** start MATERIAL TO PROCESS **
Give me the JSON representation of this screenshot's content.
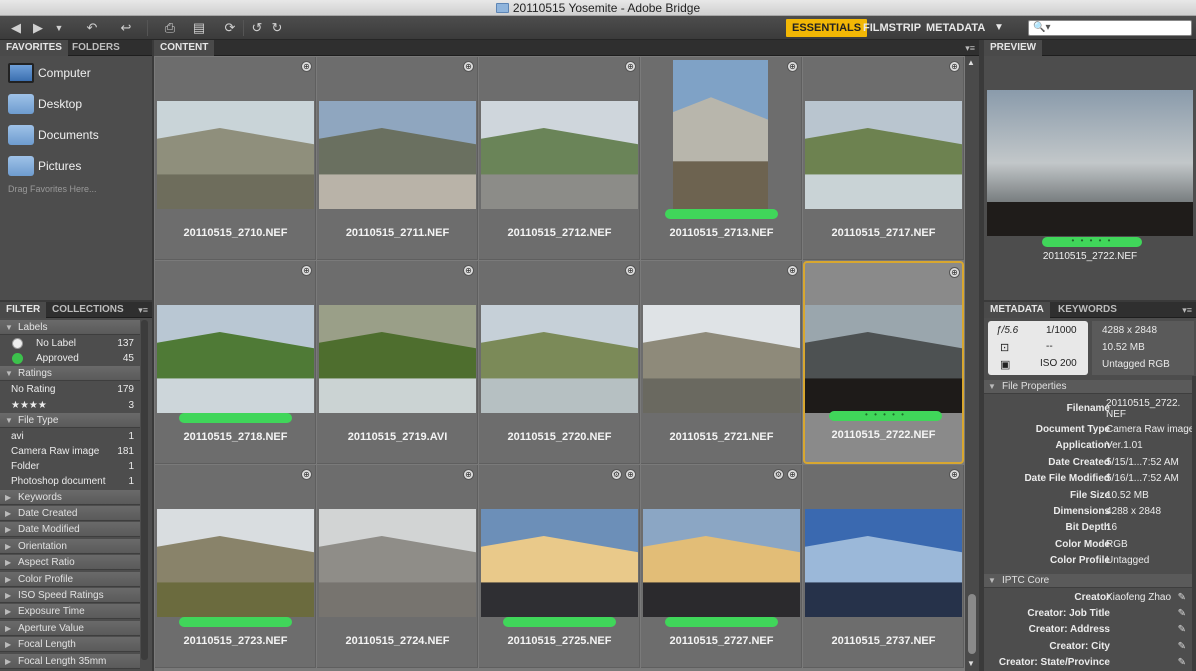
{
  "window": {
    "title": "20110515 Yosemite - Adobe Bridge"
  },
  "toolbar": {
    "workspaces": [
      "ESSENTIALS",
      "FILMSTRIP",
      "METADATA"
    ],
    "active_workspace": "ESSENTIALS",
    "search_placeholder": "🔍▾"
  },
  "favorites_tabs": [
    "FAVORITES",
    "FOLDERS"
  ],
  "favorites": {
    "items": [
      "Computer",
      "Desktop",
      "Documents",
      "Pictures"
    ],
    "hint": "Drag Favorites Here..."
  },
  "filter_tabs": [
    "FILTER",
    "COLLECTIONS"
  ],
  "filter": {
    "labels_title": "Labels",
    "labels": [
      {
        "name": "No Label",
        "count": "137"
      },
      {
        "name": "Approved",
        "count": "45"
      }
    ],
    "ratings_title": "Ratings",
    "ratings": [
      {
        "name": "No Rating",
        "count": "179"
      },
      {
        "name": "★★★★",
        "count": "3"
      }
    ],
    "filetype_title": "File Type",
    "filetypes": [
      {
        "name": "avi",
        "count": "1"
      },
      {
        "name": "Camera Raw image",
        "count": "181"
      },
      {
        "name": "Folder",
        "count": "1"
      },
      {
        "name": "Photoshop document",
        "count": "1"
      }
    ],
    "collapsed": [
      "Keywords",
      "Date Created",
      "Date Modified",
      "Orientation",
      "Aspect Ratio",
      "Color Profile",
      "ISO Speed Ratings",
      "Exposure Time",
      "Aperture Value",
      "Focal Length",
      "Focal Length 35mm"
    ]
  },
  "content": {
    "tab": "CONTENT",
    "items": [
      {
        "name": "20110515_2710.NEF",
        "label": false,
        "selected": false
      },
      {
        "name": "20110515_2711.NEF",
        "label": false,
        "selected": false
      },
      {
        "name": "20110515_2712.NEF",
        "label": false,
        "selected": false
      },
      {
        "name": "20110515_2713.NEF",
        "label": true,
        "selected": false
      },
      {
        "name": "20110515_2717.NEF",
        "label": false,
        "selected": false
      },
      {
        "name": "20110515_2718.NEF",
        "label": true,
        "selected": false
      },
      {
        "name": "20110515_2719.AVI",
        "label": false,
        "selected": false
      },
      {
        "name": "20110515_2720.NEF",
        "label": false,
        "selected": false
      },
      {
        "name": "20110515_2721.NEF",
        "label": false,
        "selected": false
      },
      {
        "name": "20110515_2722.NEF",
        "label": true,
        "selected": true
      },
      {
        "name": "20110515_2723.NEF",
        "label": true,
        "selected": false
      },
      {
        "name": "20110515_2724.NEF",
        "label": false,
        "selected": false
      },
      {
        "name": "20110515_2725.NEF",
        "label": true,
        "selected": false
      },
      {
        "name": "20110515_2727.NEF",
        "label": true,
        "selected": false
      },
      {
        "name": "20110515_2737.NEF",
        "label": false,
        "selected": false
      }
    ]
  },
  "preview": {
    "tab": "PREVIEW",
    "filename": "20110515_2722.NEF"
  },
  "metadata_tabs": [
    "METADATA",
    "KEYWORDS"
  ],
  "metadata": {
    "camera": {
      "aperture": "ƒ/5.6",
      "shutter": "1/1000",
      "dash": "--",
      "iso": "ISO 200",
      "dims": "4288 x 2848",
      "size": "10.52 MB",
      "profile": "Untagged  RGB"
    },
    "file_properties_title": "File Properties",
    "file_properties": [
      {
        "k": "Filename",
        "v": "20110515_2722.NEF"
      },
      {
        "k": "Document Type",
        "v": "Camera Raw image"
      },
      {
        "k": "Application",
        "v": "Ver.1.01"
      },
      {
        "k": "Date Created",
        "v": "5/15/1...7:52 AM"
      },
      {
        "k": "Date File Modified",
        "v": "5/16/1...7:52 AM"
      },
      {
        "k": "File Size",
        "v": "10.52 MB"
      },
      {
        "k": "Dimensions",
        "v": "4288 x 2848"
      },
      {
        "k": "Bit Depth",
        "v": "16"
      },
      {
        "k": "Color Mode",
        "v": "RGB"
      },
      {
        "k": "Color Profile",
        "v": "Untagged"
      }
    ],
    "iptc_title": "IPTC Core",
    "iptc": [
      {
        "k": "Creator",
        "v": "Xiaofeng Zhao"
      },
      {
        "k": "Creator: Job Title",
        "v": ""
      },
      {
        "k": "Creator: Address",
        "v": ""
      },
      {
        "k": "Creator: City",
        "v": ""
      },
      {
        "k": "Creator: State/Province",
        "v": ""
      }
    ]
  },
  "colors": {
    "accent": "#f2b705",
    "label_green": "#40d65a",
    "selection": "#d8a730"
  }
}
** end MATERIAL TO PROCESS **
# DIRECTIONS FOR THIS TASK:
Pull out all lines from the listing that contain the string "Date".

# WRITTEN ANSWER:
      "Date Created",
      "Date Modified",
        "k": "Date Created",
        "k": "Date File Modified",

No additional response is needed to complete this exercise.